TASK PROMPT>
Quote the listing below in its entirety, omitting every image.

PROVIDED ENTRIES>

[Start]

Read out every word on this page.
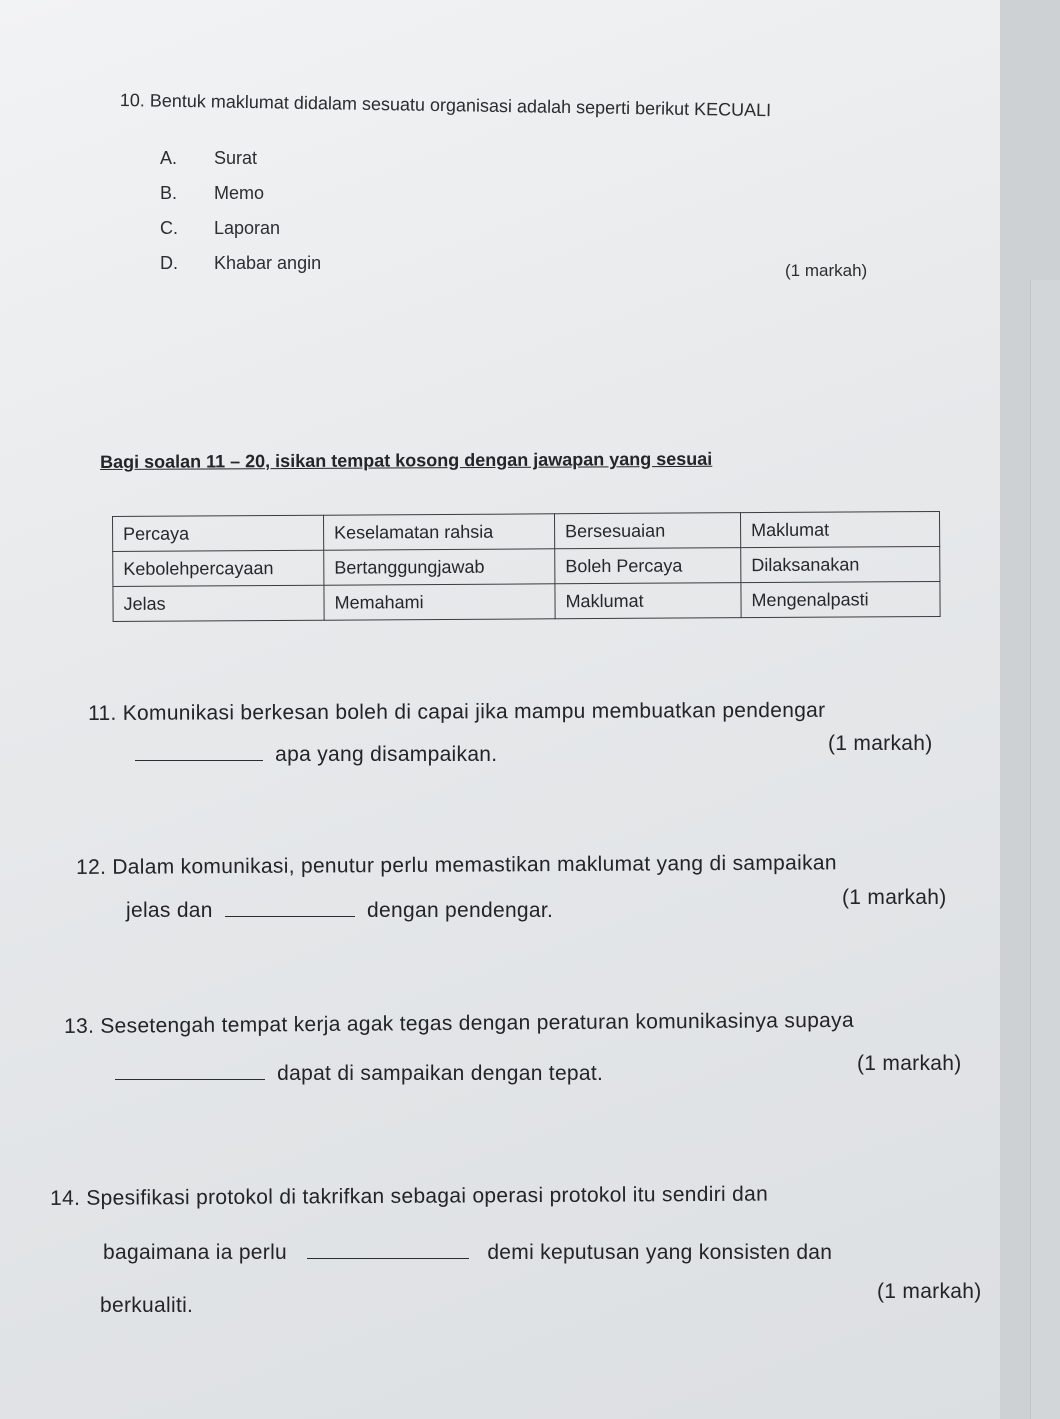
10. Bentuk maklumat didalam sesuatu organisasi adalah seperti berikut KECUALI
A. Surat
B. Memo
C. Laporan
D. Khabar angin	(1 markah)
Bagi soalan 11 – 20, isikan tempat kosong dengan jawapan yang sesuai
Percaya	Keselamatan rahsia	Bersesuaian	Maklumat
Kebolehpercayaan	Bertanggungjawab	Boleh Percaya	Dilaksanakan
Jelas	Memahami	Maklumat	Mengenalpasti
11. Komunikasi berkesan boleh di capai jika mampu membuatkan pendengar
apa yang disampaikan.	(1 markah)
12. Dalam komunikasi, penutur perlu memastikan maklumat yang di sampaikan
jelas dan	dengan pendengar.
(1 markah)
13. Sesetengah tempat kerja agak tegas dengan peraturan komunikasinya supaya
dapat di sampaikan dengan tepat.	(1 markah)
14. Spesifikasi protokol di takrifkan sebagai operasi protokol itu sendiri dan
bagaimana ia perlu	demi keputusan yang konsisten dan
berkualiti.
(1 markah)
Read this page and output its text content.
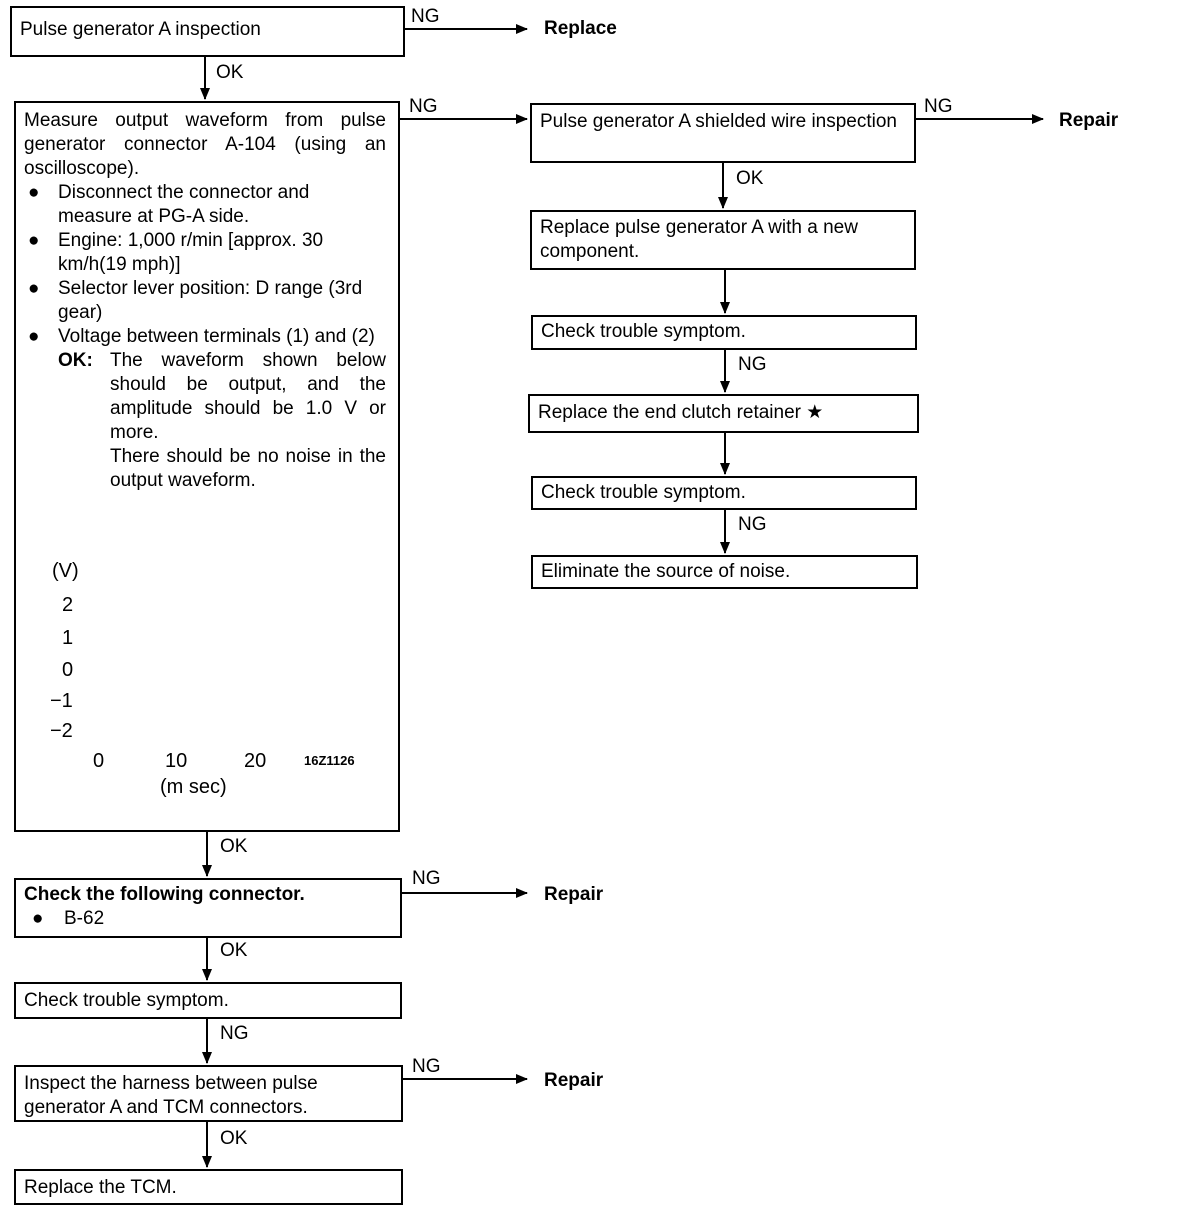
Pulse generator A inspection
NG
Replace
OK
Measure output waveform from pulse generator connector A-104 (using an oscilloscope).
● Disconnect the connector and measure at PG-A side.
● Engine: 1,000 r/min [approx. 30 km/h(19 mph)]
● Selector lever position: D range (3rd gear)
● Voltage between terminals (1) and (2)
OK: The waveform shown below should be output, and the amplitude should be 1.0 V or more.
There should be no noise in the output waveform.
(V)
2
1
0
−1
−2
0	10	20	16Z1126
(m sec)
OK
Check the following connector.
● B-62
NG
Repair
OK
Check trouble symptom.
NG
Inspect the harness between pulse generator A and TCM connectors.
NG
Repair
OK
Replace the TCM.
NG
Pulse generator A shielded wire inspection
NG
Repair
OK
Replace pulse generator A with a new component.
Check trouble symptom.
NG
Replace the end clutch retainer ★
Check trouble symptom.
NG
Eliminate the source of noise.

[End]

RESPONSE>
Read out every word on this page.
10. Bentuk maklumat didalam sesuatu organisasi adalah seperti berikut KECUALI
A. Surat
B. Memo
C. Laporan
D. Khabar angin	(1 markah)
Bagi soalan 11 – 20, isikan tempat kosong dengan jawapan yang sesuai
Percaya	Keselamatan rahsia	Bersesuaian	Maklumat
Kebolehpercayaan	Bertanggungjawab	Boleh Percaya	Dilaksanakan
Jelas	Memahami	Maklumat	Mengenalpasti
11. Komunikasi berkesan boleh di capai jika mampu membuatkan pendengar
apa yang disampaikan.	(1 markah)
12. Dalam komunikasi, penutur perlu memastikan maklumat yang di sampaikan
jelas dan	dengan pendengar.
(1 markah)
13. Sesetengah tempat kerja agak tegas dengan peraturan komunikasinya supaya
dapat di sampaikan dengan tepat.	(1 markah)
14. Spesifikasi protokol di takrifkan sebagai operasi protokol itu sendiri dan
bagaimana ia perlu	demi keputusan yang konsisten dan
berkualiti.
(1 markah)
Read this page and output its text content.
Pulse generator A inspection
NG
Replace
OK
Measure output waveform from pulse generator connector A-104 (using an oscilloscope).
● Disconnect the connector and measure at PG-A side.
● Engine: 1,000 r/min [approx. 30 km/h(19 mph)]
● Selector lever position: D range (3rd gear)
● Voltage between terminals (1) and (2)
OK: The waveform shown below should be output, and the amplitude should be 1.0 V or more.
There should be no noise in the output waveform.
(V)
2
1
0
−1
−2
0	10	20	16Z1126
(m sec)
OK
Check the following connector.
● B-62
NG
Repair
OK
Check trouble symptom.
NG
Inspect the harness between pulse generator A and TCM connectors.
NG
Repair
OK
Replace the TCM.
NG
Pulse generator A shielded wire inspection
NG
Repair
OK
Replace pulse generator A with a new component.
Check trouble symptom.
NG
Replace the end clutch retainer ★
Check trouble symptom.
NG
Eliminate the source of noise.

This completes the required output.